- EXERCISE -
Copy every line from the material below that holds "also".

- SUPPLIED ENTRIES -
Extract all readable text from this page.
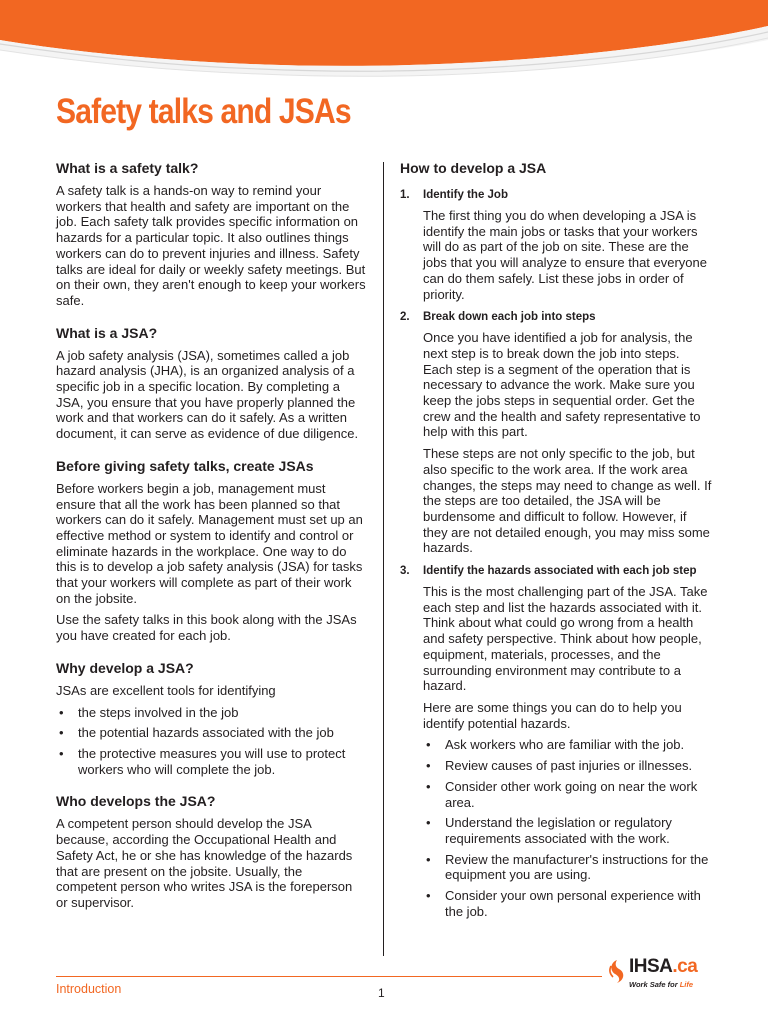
Safety talks and JSAs
What is a safety talk?

A safety talk is a hands-on way to remind your workers that health and safety are important on the job. Each safety talk provides specific information on hazards for a particular topic. It also outlines things workers can do to prevent injuries and illness. Safety talks are ideal for daily or weekly safety meetings. But on their own, they aren't enough to keep your workers safe.

What is a JSA?

A job safety analysis (JSA), sometimes called a job hazard analysis (JHA), is an organized analysis of a specific job in a specific location. By completing a JSA, you ensure that you have properly planned the work and that workers can do it safely. As a written document, it can serve as evidence of due diligence.

Before giving safety talks, create JSAs

Before workers begin a job, management must ensure that all the work has been planned so that workers can do it safely. Management must set up an effective method or system to identify and control or eliminate hazards in the workplace. One way to do this is to develop a job safety analysis (JSA) for tasks that your workers will complete as part of their work on the jobsite.

Use the safety talks in this book along with the JSAs you have created for each job.

Why develop a JSA?

JSAs are excellent tools for identifying

• the steps involved in the job
• the potential hazards associated with the job
• the protective measures you will use to protect workers who will complete the job.
Who develops the JSA?

A competent person should develop the JSA because, according the Occupational Health and Safety Act, he or she has knowledge of the hazards that are present on the jobsite. Usually, the competent person who writes JSA is the foreperson or supervisor.

How to develop a JSA
1. Identify the Job

The first thing you do when developing a JSA is identify the main jobs or tasks that your workers will do as part of the job on site. These are the jobs that you will analyze to ensure that everyone can do them safely. List these jobs in order of priority.

2. Break down each job into steps

Once you have identified a job for analysis, the next step is to break down the job into steps. Each step is a segment of the operation that is necessary to advance the work. Make sure you keep the jobs steps in sequential order. Get the crew and the health and safety representative to help with this part.

These steps are not only specific to the job, but also specific to the work area. If the work area changes, the steps may need to change as well. If the steps are too detailed, the JSA will be burdensome and difficult to follow. However, if they are not detailed enough, you may miss some hazards.

3. Identify the hazards associated with each job step

This is the most challenging part of the JSA. Take each step and list the hazards associated with it. Think about what could go wrong from a health and safety perspective. Think about how people, equipment, materials, processes, and the surrounding environment may contribute to a hazard.

Here are some things you can do to help you identify potential hazards.

• Ask workers who are familiar with the job.
• Review causes of past injuries or illnesses.
• Consider other work going on near the work area.
• Understand the legislation or regulatory requirements associated with the work.
• Review the manufacturer's instructions for the equipment you are using.
• Consider your own personal experience with the job.
Introduction	1
IHSA.ca
Work Safe for Life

- FULL ANSWER -
A safety talk is a hands-on way to remind your workers that health and safety are important on the job. Each safety talk provides specific information on hazards for a particular topic. It also outlines things workers can do to prevent injuries and illness. Safety talks are ideal for daily or weekly safety meetings. But on their own, they aren't enough to keep your workers safe.
These steps are not only specific to the job, but also specific to the work area. If the work area changes, the steps may need to change as well. If the steps are too detailed, the JSA will be burdensome and difficult to follow. However, if they are not detailed enough, you may miss some hazards.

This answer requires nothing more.